Exercise details →
Below are records to transcribe exactly, without their pictures.

Records for processing →
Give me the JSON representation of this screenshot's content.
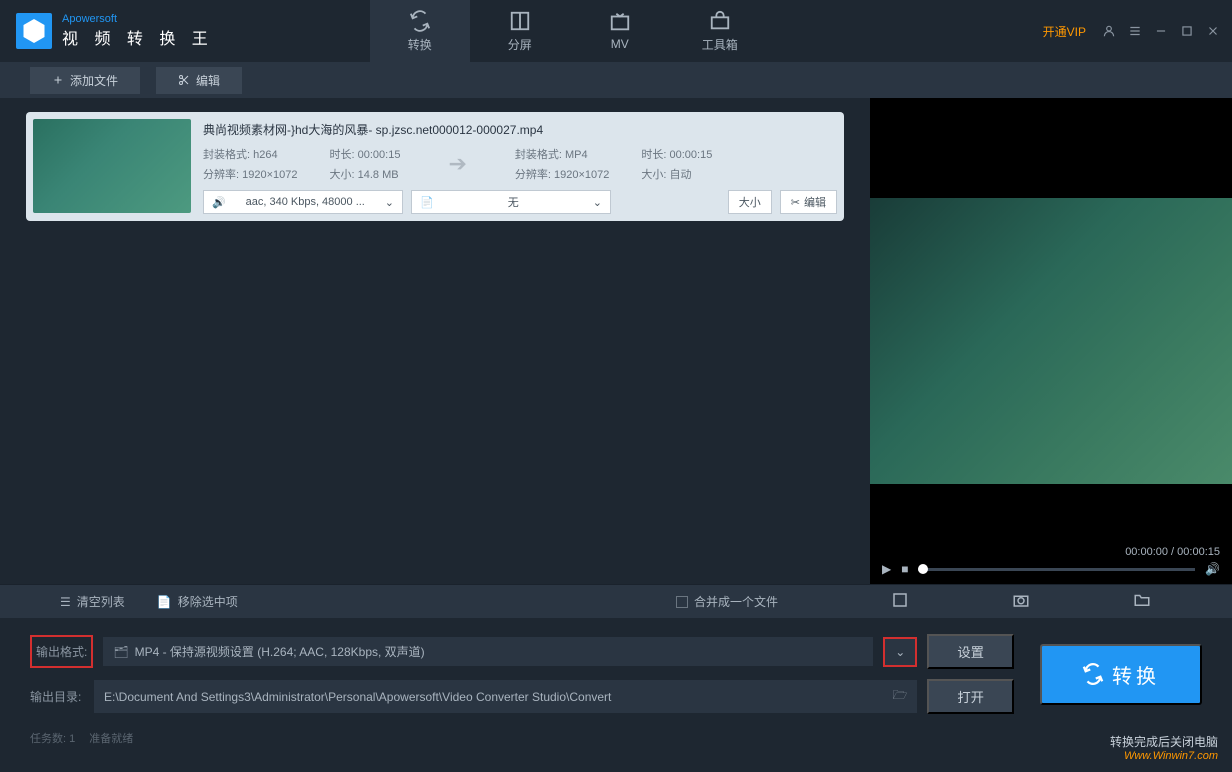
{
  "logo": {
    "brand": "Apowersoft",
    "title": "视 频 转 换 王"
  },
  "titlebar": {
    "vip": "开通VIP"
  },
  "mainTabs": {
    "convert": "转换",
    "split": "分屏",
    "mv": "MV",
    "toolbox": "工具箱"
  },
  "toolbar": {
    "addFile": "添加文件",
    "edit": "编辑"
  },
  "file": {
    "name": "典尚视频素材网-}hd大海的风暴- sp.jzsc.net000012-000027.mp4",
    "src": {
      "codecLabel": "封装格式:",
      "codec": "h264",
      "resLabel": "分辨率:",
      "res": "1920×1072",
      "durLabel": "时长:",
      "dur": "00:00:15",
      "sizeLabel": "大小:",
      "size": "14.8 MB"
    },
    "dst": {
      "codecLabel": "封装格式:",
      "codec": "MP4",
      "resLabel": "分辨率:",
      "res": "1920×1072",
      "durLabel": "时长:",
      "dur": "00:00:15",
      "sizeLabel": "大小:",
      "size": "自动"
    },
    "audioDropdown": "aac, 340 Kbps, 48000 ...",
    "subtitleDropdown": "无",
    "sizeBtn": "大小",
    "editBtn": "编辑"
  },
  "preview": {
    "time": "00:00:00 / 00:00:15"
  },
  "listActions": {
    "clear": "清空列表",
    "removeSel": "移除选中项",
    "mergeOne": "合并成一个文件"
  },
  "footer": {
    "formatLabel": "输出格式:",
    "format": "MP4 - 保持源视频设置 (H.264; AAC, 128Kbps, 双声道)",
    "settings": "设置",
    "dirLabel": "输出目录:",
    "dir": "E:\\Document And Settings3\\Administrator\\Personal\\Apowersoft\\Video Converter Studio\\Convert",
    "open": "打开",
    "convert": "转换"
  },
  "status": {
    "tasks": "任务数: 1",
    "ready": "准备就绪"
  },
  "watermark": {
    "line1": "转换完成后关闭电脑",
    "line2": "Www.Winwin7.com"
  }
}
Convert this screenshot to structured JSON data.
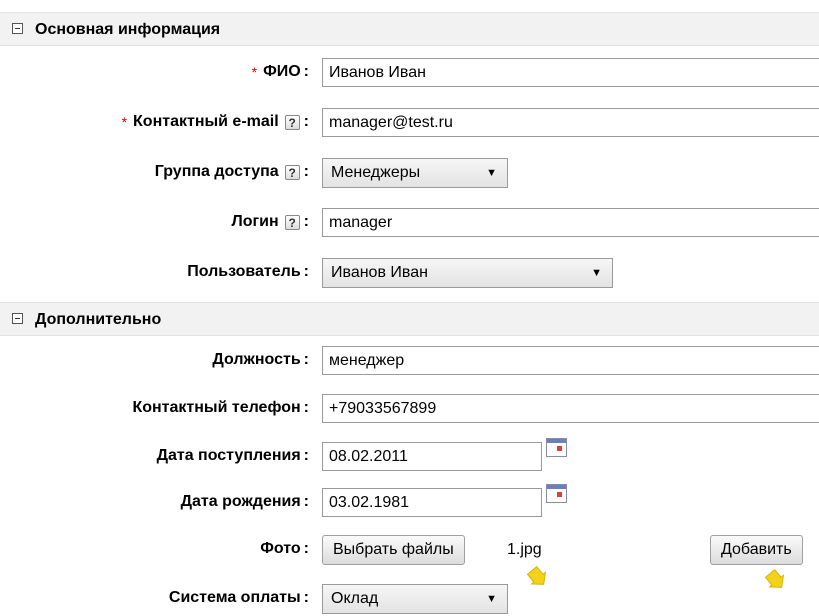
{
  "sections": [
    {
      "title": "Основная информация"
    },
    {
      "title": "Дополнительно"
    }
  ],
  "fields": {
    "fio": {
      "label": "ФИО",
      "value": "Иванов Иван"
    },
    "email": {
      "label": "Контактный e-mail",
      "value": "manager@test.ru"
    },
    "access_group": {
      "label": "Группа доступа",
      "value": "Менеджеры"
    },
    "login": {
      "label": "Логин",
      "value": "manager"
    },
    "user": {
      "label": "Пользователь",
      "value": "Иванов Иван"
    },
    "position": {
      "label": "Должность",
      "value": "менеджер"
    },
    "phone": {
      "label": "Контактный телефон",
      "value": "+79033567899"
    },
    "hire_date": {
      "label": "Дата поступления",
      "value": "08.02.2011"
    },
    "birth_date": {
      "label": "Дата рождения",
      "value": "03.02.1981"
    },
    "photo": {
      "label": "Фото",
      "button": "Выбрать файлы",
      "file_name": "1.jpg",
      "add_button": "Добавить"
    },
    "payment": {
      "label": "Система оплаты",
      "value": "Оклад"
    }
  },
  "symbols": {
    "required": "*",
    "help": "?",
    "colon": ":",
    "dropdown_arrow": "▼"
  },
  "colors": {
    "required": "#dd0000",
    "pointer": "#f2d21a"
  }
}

Final result →
Give me the JSON representation of this screenshot's content.
{
  "logo": {
    "brand": "Apowersoft",
    "title": "视 频 转 换 王"
  },
  "titlebar": {
    "vip": "开通VIP"
  },
  "mainTabs": {
    "convert": "转换",
    "split": "分屏",
    "mv": "MV",
    "toolbox": "工具箱"
  },
  "toolbar": {
    "addFile": "添加文件",
    "edit": "编辑"
  },
  "file": {
    "name": "典尚视频素材网-}hd大海的风暴- sp.jzsc.net000012-000027.mp4",
    "src": {
      "codecLabel": "封装格式:",
      "codec": "h264",
      "resLabel": "分辨率:",
      "res": "1920×1072",
      "durLabel": "时长:",
      "dur": "00:00:15",
      "sizeLabel": "大小:",
      "size": "14.8 MB"
    },
    "dst": {
      "codecLabel": "封装格式:",
      "codec": "MP4",
      "resLabel": "分辨率:",
      "res": "1920×1072",
      "durLabel": "时长:",
      "dur": "00:00:15",
      "sizeLabel": "大小:",
      "size": "自动"
    },
    "audioDropdown": "aac, 340 Kbps, 48000 ...",
    "subtitleDropdown": "无",
    "sizeBtn": "大小",
    "editBtn": "编辑"
  },
  "preview": {
    "time": "00:00:00 / 00:00:15"
  },
  "listActions": {
    "clear": "清空列表",
    "removeSel": "移除选中项",
    "mergeOne": "合并成一个文件"
  },
  "footer": {
    "formatLabel": "输出格式:",
    "format": "MP4 - 保持源视频设置 (H.264; AAC, 128Kbps, 双声道)",
    "settings": "设置",
    "dirLabel": "输出目录:",
    "dir": "E:\\Document And Settings3\\Administrator\\Personal\\Apowersoft\\Video Converter Studio\\Convert",
    "open": "打开",
    "convert": "转换"
  },
  "status": {
    "tasks": "任务数: 1",
    "ready": "准备就绪"
  },
  "watermark": {
    "line1": "转换完成后关闭电脑",
    "line2": "Www.Winwin7.com"
  }
}
Convert this screenshot to structured JSON data.
{
  "sections": [
    {
      "title": "Основная информация"
    },
    {
      "title": "Дополнительно"
    }
  ],
  "fields": {
    "fio": {
      "label": "ФИО",
      "value": "Иванов Иван"
    },
    "email": {
      "label": "Контактный e-mail",
      "value": "manager@test.ru"
    },
    "access_group": {
      "label": "Группа доступа",
      "value": "Менеджеры"
    },
    "login": {
      "label": "Логин",
      "value": "manager"
    },
    "user": {
      "label": "Пользователь",
      "value": "Иванов Иван"
    },
    "position": {
      "label": "Должность",
      "value": "менеджер"
    },
    "phone": {
      "label": "Контактный телефон",
      "value": "+79033567899"
    },
    "hire_date": {
      "label": "Дата поступления",
      "value": "08.02.2011"
    },
    "birth_date": {
      "label": "Дата рождения",
      "value": "03.02.1981"
    },
    "photo": {
      "label": "Фото",
      "button": "Выбрать файлы",
      "file_name": "1.jpg",
      "add_button": "Добавить"
    },
    "payment": {
      "label": "Система оплаты",
      "value": "Оклад"
    }
  },
  "symbols": {
    "required": "*",
    "help": "?",
    "colon": ":",
    "dropdown_arrow": "▼"
  },
  "colors": {
    "required": "#dd0000",
    "pointer": "#f2d21a"
  }
}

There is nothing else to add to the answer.